Task to complete
The records below should be written out again, exactly.

Information provided
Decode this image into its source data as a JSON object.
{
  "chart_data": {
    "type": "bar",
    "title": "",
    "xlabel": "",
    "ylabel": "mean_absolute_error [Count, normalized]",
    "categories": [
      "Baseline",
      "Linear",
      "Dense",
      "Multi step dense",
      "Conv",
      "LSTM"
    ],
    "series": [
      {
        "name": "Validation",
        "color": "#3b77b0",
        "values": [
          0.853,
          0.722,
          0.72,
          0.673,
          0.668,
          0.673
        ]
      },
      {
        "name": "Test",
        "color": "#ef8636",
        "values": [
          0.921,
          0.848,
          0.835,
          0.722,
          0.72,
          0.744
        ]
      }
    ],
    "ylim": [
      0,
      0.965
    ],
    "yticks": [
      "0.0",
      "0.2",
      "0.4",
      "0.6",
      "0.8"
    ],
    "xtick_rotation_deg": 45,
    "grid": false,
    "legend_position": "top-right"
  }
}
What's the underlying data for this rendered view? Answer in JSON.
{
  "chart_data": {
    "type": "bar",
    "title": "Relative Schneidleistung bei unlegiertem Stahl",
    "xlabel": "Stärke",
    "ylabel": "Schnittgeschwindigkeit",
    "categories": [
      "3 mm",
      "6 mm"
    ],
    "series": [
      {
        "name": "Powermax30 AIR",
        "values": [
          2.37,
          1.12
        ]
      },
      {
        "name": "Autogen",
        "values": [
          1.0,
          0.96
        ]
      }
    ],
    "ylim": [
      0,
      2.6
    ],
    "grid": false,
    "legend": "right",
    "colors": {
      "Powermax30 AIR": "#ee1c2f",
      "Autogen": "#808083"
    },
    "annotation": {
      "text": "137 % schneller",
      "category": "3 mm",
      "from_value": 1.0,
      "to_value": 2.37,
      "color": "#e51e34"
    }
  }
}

Result for this task
Decode this image into its source data as a JSON object.
{
  "chart_data": {
    "type": "bar",
    "title": "",
    "xlabel": "",
    "ylabel": "mean_absolute_error [Count, normalized]",
    "categories": [
      "Baseline",
      "Linear",
      "Dense",
      "Multi step dense",
      "Conv",
      "LSTM"
    ],
    "series": [
      {
        "name": "Validation",
        "color": "#3b77b0",
        "values": [
          0.853,
          0.722,
          0.72,
          0.673,
          0.668,
          0.673
        ]
      },
      {
        "name": "Test",
        "color": "#ef8636",
        "values": [
          0.921,
          0.848,
          0.835,
          0.722,
          0.72,
          0.744
        ]
      }
    ],
    "ylim": [
      0,
      0.965
    ],
    "yticks": [
      "0.0",
      "0.2",
      "0.4",
      "0.6",
      "0.8"
    ],
    "xtick_rotation_deg": 45,
    "grid": false,
    "legend_position": "top-right"
  }
}
What's the underlying data for this rendered view? Answer in JSON.
{
  "chart_data": {
    "type": "bar",
    "title": "Relative Schneidleistung bei unlegiertem Stahl",
    "xlabel": "Stärke",
    "ylabel": "Schnittgeschwindigkeit",
    "categories": [
      "3 mm",
      "6 mm"
    ],
    "series": [
      {
        "name": "Powermax30 AIR",
        "values": [
          2.37,
          1.12
        ]
      },
      {
        "name": "Autogen",
        "values": [
          1.0,
          0.96
        ]
      }
    ],
    "ylim": [
      0,
      2.6
    ],
    "grid": false,
    "legend": "right",
    "colors": {
      "Powermax30 AIR": "#ee1c2f",
      "Autogen": "#808083"
    },
    "annotation": {
      "text": "137 % schneller",
      "category": "3 mm",
      "from_value": 1.0,
      "to_value": 2.37,
      "color": "#e51e34"
    }
  }
}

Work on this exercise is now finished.